======== THE DATA
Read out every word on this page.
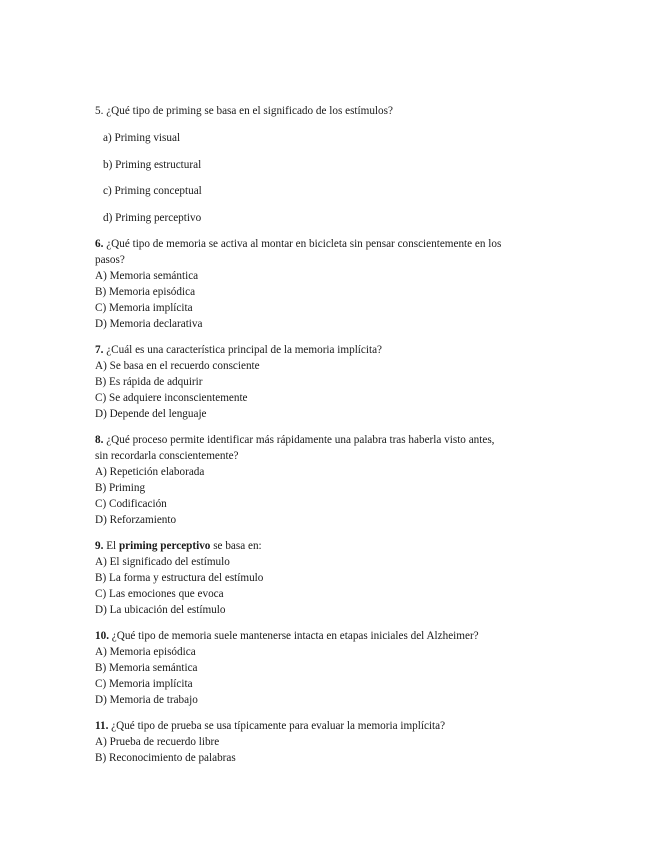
5. ¿Qué tipo de priming se basa en el significado de los estímulos?

a) Priming visual
b) Priming estructural
c) Priming conceptual
d) Priming perceptivo

6. ¿Qué tipo de memoria se activa al montar en bicicleta sin pensar conscientemente en los

pasos?

A) Memoria semántica

B) Memoria episódica

C) Memoria implícita

D) Memoria declarativa

7. ¿Cuál es una característica principal de la memoria implícita?

A) Se basa en el recuerdo consciente

B) Es rápida de adquirir

C) Se adquiere inconscientemente

D) Depende del lenguaje

8. ¿Qué proceso permite identificar más rápidamente una palabra tras haberla visto antes,

sin recordarla conscientemente?

A) Repetición elaborada

B) Priming

C) Codificación

D) Reforzamiento

9. El priming perceptivo se basa en:

A) El significado del estímulo

B) La forma y estructura del estímulo

C) Las emociones que evoca

D) La ubicación del estímulo

10. ¿Qué tipo de memoria suele mantenerse intacta en etapas iniciales del Alzheimer?

A) Memoria episódica

B) Memoria semántica

C) Memoria implícita

D) Memoria de trabajo

11. ¿Qué tipo de prueba se usa típicamente para evaluar la memoria implícita?

A) Prueba de recuerdo libre

B) Reconocimiento de palabras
================
### GOAL
Looking at the records above, work out how many lines include the string "basa". Give the number and nothing else.

### FULL OUTPUT
3